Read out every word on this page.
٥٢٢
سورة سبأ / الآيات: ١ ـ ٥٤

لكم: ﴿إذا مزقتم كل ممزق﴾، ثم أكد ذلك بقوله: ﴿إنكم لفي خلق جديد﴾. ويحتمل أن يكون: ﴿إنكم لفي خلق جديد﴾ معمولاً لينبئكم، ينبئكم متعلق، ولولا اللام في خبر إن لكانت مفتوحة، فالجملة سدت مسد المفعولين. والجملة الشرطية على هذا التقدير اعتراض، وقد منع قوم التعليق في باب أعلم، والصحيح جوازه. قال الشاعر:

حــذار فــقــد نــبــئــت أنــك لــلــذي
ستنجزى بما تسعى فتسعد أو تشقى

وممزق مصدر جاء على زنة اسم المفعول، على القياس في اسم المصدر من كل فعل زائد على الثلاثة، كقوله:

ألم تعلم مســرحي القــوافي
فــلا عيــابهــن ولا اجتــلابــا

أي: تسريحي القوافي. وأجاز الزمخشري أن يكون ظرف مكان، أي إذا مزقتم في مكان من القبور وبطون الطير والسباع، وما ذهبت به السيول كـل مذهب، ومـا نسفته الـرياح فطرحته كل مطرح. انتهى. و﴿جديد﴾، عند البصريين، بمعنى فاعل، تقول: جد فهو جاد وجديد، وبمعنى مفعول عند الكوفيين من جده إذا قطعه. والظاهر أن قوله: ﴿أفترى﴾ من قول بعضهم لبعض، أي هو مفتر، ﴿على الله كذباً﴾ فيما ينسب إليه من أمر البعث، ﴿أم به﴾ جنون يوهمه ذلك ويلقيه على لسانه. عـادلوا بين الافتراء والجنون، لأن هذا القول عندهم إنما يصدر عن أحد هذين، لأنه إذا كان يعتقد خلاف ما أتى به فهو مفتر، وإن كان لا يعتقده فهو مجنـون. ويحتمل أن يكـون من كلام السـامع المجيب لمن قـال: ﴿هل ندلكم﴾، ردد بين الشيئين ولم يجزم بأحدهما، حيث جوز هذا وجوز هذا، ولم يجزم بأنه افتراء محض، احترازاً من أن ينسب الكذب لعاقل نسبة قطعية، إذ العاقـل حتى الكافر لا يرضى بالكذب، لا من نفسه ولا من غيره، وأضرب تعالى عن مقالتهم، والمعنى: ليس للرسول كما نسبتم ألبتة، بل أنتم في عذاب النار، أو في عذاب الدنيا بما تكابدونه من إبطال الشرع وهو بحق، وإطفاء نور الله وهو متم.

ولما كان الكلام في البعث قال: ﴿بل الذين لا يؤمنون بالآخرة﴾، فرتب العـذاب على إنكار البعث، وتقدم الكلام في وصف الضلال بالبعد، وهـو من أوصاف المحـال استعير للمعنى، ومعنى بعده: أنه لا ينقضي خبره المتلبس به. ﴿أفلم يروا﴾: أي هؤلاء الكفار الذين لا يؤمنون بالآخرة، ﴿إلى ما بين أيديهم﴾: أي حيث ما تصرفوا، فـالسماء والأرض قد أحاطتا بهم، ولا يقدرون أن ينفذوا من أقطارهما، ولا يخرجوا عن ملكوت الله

SHORT PROBLEM:
Retype every record above exactly as it appears.

OUTPUT BELOW:
Read out every word on this page.
٥٢٢
سورة سبأ / الآيات: ١ ـ ٥٤

لكم: ﴿إذا مزقتم كل ممزق﴾، ثم أكد ذلك بقوله: ﴿إنكم لفي خلق جديد﴾. ويحتمل أن يكون: ﴿إنكم لفي خلق جديد﴾ معمولاً لينبئكم، ينبئكم متعلق، ولولا اللام في خبر إن لكانت مفتوحة، فالجملة سدت مسد المفعولين. والجملة الشرطية على هذا التقدير اعتراض، وقد منع قوم التعليق في باب أعلم، والصحيح جوازه. قال الشاعر:

حــذار فــقــد نــبــئــت أنــك لــلــذي
ستنجزى بما تسعى فتسعد أو تشقى

وممزق مصدر جاء على زنة اسم المفعول، على القياس في اسم المصدر من كل فعل زائد على الثلاثة، كقوله:

ألم تعلم مســرحي القــوافي
فــلا عيــابهــن ولا اجتــلابــا

أي: تسريحي القوافي. وأجاز الزمخشري أن يكون ظرف مكان، أي إذا مزقتم في مكان من القبور وبطون الطير والسباع، وما ذهبت به السيول كـل مذهب، ومـا نسفته الـرياح فطرحته كل مطرح. انتهى. و﴿جديد﴾، عند البصريين، بمعنى فاعل، تقول: جد فهو جاد وجديد، وبمعنى مفعول عند الكوفيين من جده إذا قطعه. والظاهر أن قوله: ﴿أفترى﴾ من قول بعضهم لبعض، أي هو مفتر، ﴿على الله كذباً﴾ فيما ينسب إليه من أمر البعث، ﴿أم به﴾ جنون يوهمه ذلك ويلقيه على لسانه. عـادلوا بين الافتراء والجنون، لأن هذا القول عندهم إنما يصدر عن أحد هذين، لأنه إذا كان يعتقد خلاف ما أتى به فهو مفتر، وإن كان لا يعتقده فهو مجنـون. ويحتمل أن يكـون من كلام السـامع المجيب لمن قـال: ﴿هل ندلكم﴾، ردد بين الشيئين ولم يجزم بأحدهما، حيث جوز هذا وجوز هذا، ولم يجزم بأنه افتراء محض، احترازاً من أن ينسب الكذب لعاقل نسبة قطعية، إذ العاقـل حتى الكافر لا يرضى بالكذب، لا من نفسه ولا من غيره، وأضرب تعالى عن مقالتهم، والمعنى: ليس للرسول كما نسبتم ألبتة، بل أنتم في عذاب النار، أو في عذاب الدنيا بما تكابدونه من إبطال الشرع وهو بحق، وإطفاء نور الله وهو متم.

ولما كان الكلام في البعث قال: ﴿بل الذين لا يؤمنون بالآخرة﴾، فرتب العـذاب على إنكار البعث، وتقدم الكلام في وصف الضلال بالبعد، وهـو من أوصاف المحـال استعير للمعنى، ومعنى بعده: أنه لا ينقضي خبره المتلبس به. ﴿أفلم يروا﴾: أي هؤلاء الكفار الذين لا يؤمنون بالآخرة، ﴿إلى ما بين أيديهم﴾: أي حيث ما تصرفوا، فـالسماء والأرض قد أحاطتا بهم، ولا يقدرون أن ينفذوا من أقطارهما، ولا يخرجوا عن ملكوت الله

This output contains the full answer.